> **WHAT TO WORK ON**:
All of the material below is to be returned exactly.

(Dataset records)
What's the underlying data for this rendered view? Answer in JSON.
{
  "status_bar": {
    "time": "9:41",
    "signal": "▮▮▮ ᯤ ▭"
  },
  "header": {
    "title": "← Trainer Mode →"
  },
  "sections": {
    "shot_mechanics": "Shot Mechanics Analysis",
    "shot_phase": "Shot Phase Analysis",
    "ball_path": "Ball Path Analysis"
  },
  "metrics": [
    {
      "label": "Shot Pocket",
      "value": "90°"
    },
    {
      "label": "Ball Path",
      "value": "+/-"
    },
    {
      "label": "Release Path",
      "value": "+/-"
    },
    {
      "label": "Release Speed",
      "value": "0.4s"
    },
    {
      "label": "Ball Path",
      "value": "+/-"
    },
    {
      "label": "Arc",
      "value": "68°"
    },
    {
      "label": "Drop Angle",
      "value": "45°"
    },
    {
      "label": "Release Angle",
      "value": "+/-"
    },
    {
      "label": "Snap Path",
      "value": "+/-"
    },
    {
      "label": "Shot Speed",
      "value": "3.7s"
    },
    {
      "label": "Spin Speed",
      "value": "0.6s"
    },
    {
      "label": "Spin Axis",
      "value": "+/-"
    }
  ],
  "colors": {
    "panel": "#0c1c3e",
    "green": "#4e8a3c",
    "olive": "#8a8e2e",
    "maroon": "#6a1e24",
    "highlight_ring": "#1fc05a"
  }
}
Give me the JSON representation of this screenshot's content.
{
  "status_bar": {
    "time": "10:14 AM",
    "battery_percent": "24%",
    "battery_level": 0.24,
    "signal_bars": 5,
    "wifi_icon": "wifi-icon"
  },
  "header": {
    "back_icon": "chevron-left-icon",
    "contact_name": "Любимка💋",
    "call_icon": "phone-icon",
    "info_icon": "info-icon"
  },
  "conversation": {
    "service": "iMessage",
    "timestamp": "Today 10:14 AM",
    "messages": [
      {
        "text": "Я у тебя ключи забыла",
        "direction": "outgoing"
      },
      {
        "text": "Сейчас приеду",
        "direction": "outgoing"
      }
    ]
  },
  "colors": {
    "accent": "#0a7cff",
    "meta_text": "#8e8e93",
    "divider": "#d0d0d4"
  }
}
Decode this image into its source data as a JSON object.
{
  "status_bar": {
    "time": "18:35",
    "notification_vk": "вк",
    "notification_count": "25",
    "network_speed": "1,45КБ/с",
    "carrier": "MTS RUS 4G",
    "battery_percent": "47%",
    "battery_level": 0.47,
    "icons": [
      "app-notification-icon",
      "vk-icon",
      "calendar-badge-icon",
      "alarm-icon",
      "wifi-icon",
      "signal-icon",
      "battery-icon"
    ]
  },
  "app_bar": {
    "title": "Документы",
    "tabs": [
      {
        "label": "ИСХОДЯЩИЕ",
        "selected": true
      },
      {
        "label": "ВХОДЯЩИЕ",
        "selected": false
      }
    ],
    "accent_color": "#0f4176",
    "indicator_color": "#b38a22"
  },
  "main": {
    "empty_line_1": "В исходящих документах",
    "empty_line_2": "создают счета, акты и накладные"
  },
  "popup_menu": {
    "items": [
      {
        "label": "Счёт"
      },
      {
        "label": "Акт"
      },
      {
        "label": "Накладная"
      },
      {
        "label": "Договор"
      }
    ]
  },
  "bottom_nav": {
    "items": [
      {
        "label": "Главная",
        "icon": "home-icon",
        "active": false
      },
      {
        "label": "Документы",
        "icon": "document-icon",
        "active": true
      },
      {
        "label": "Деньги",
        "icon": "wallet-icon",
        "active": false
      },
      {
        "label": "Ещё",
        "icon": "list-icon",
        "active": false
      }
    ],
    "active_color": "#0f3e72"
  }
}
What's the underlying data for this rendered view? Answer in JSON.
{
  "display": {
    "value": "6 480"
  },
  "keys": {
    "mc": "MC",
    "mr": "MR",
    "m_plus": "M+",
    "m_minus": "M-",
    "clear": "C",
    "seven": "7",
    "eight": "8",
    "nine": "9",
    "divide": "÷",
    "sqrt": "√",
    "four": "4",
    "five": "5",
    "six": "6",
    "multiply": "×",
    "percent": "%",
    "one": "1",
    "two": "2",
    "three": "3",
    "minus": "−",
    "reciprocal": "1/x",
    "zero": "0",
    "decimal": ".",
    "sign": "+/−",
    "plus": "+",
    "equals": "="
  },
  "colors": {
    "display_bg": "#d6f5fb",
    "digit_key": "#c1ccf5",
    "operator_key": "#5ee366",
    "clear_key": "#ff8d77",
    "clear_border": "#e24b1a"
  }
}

> **THE RESULT**:
What's the underlying data for this rendered view? Answer in JSON.
{
  "status_bar": {
    "time": "9:41",
    "signal": "▮▮▮ ᯤ ▭"
  },
  "header": {
    "title": "← Trainer Mode →"
  },
  "sections": {
    "shot_mechanics": "Shot Mechanics Analysis",
    "shot_phase": "Shot Phase Analysis",
    "ball_path": "Ball Path Analysis"
  },
  "metrics": [
    {
      "label": "Shot Pocket",
      "value": "90°"
    },
    {
      "label": "Ball Path",
      "value": "+/-"
    },
    {
      "label": "Release Path",
      "value": "+/-"
    },
    {
      "label": "Release Speed",
      "value": "0.4s"
    },
    {
      "label": "Ball Path",
      "value": "+/-"
    },
    {
      "label": "Arc",
      "value": "68°"
    },
    {
      "label": "Drop Angle",
      "value": "45°"
    },
    {
      "label": "Release Angle",
      "value": "+/-"
    },
    {
      "label": "Snap Path",
      "value": "+/-"
    },
    {
      "label": "Shot Speed",
      "value": "3.7s"
    },
    {
      "label": "Spin Speed",
      "value": "0.6s"
    },
    {
      "label": "Spin Axis",
      "value": "+/-"
    }
  ],
  "colors": {
    "panel": "#0c1c3e",
    "green": "#4e8a3c",
    "olive": "#8a8e2e",
    "maroon": "#6a1e24",
    "highlight_ring": "#1fc05a"
  }
}
Give me the JSON representation of this screenshot's content.
{
  "status_bar": {
    "time": "10:14 AM",
    "battery_percent": "24%",
    "battery_level": 0.24,
    "signal_bars": 5,
    "wifi_icon": "wifi-icon"
  },
  "header": {
    "back_icon": "chevron-left-icon",
    "contact_name": "Любимка💋",
    "call_icon": "phone-icon",
    "info_icon": "info-icon"
  },
  "conversation": {
    "service": "iMessage",
    "timestamp": "Today 10:14 AM",
    "messages": [
      {
        "text": "Я у тебя ключи забыла",
        "direction": "outgoing"
      },
      {
        "text": "Сейчас приеду",
        "direction": "outgoing"
      }
    ]
  },
  "colors": {
    "accent": "#0a7cff",
    "meta_text": "#8e8e93",
    "divider": "#d0d0d4"
  }
}
Decode this image into its source data as a JSON object.
{
  "status_bar": {
    "time": "18:35",
    "notification_vk": "вк",
    "notification_count": "25",
    "network_speed": "1,45КБ/с",
    "carrier": "MTS RUS 4G",
    "battery_percent": "47%",
    "battery_level": 0.47,
    "icons": [
      "app-notification-icon",
      "vk-icon",
      "calendar-badge-icon",
      "alarm-icon",
      "wifi-icon",
      "signal-icon",
      "battery-icon"
    ]
  },
  "app_bar": {
    "title": "Документы",
    "tabs": [
      {
        "label": "ИСХОДЯЩИЕ",
        "selected": true
      },
      {
        "label": "ВХОДЯЩИЕ",
        "selected": false
      }
    ],
    "accent_color": "#0f4176",
    "indicator_color": "#b38a22"
  },
  "main": {
    "empty_line_1": "В исходящих документах",
    "empty_line_2": "создают счета, акты и накладные"
  },
  "popup_menu": {
    "items": [
      {
        "label": "Счёт"
      },
      {
        "label": "Акт"
      },
      {
        "label": "Накладная"
      },
      {
        "label": "Договор"
      }
    ]
  },
  "bottom_nav": {
    "items": [
      {
        "label": "Главная",
        "icon": "home-icon",
        "active": false
      },
      {
        "label": "Документы",
        "icon": "document-icon",
        "active": true
      },
      {
        "label": "Деньги",
        "icon": "wallet-icon",
        "active": false
      },
      {
        "label": "Ещё",
        "icon": "list-icon",
        "active": false
      }
    ],
    "active_color": "#0f3e72"
  }
}
What's the underlying data for this rendered view? Answer in JSON.
{
  "display": {
    "value": "6 480"
  },
  "keys": {
    "mc": "MC",
    "mr": "MR",
    "m_plus": "M+",
    "m_minus": "M-",
    "clear": "C",
    "seven": "7",
    "eight": "8",
    "nine": "9",
    "divide": "÷",
    "sqrt": "√",
    "four": "4",
    "five": "5",
    "six": "6",
    "multiply": "×",
    "percent": "%",
    "one": "1",
    "two": "2",
    "three": "3",
    "minus": "−",
    "reciprocal": "1/x",
    "zero": "0",
    "decimal": ".",
    "sign": "+/−",
    "plus": "+",
    "equals": "="
  },
  "colors": {
    "display_bg": "#d6f5fb",
    "digit_key": "#c1ccf5",
    "operator_key": "#5ee366",
    "clear_key": "#ff8d77",
    "clear_border": "#e24b1a"
  }
}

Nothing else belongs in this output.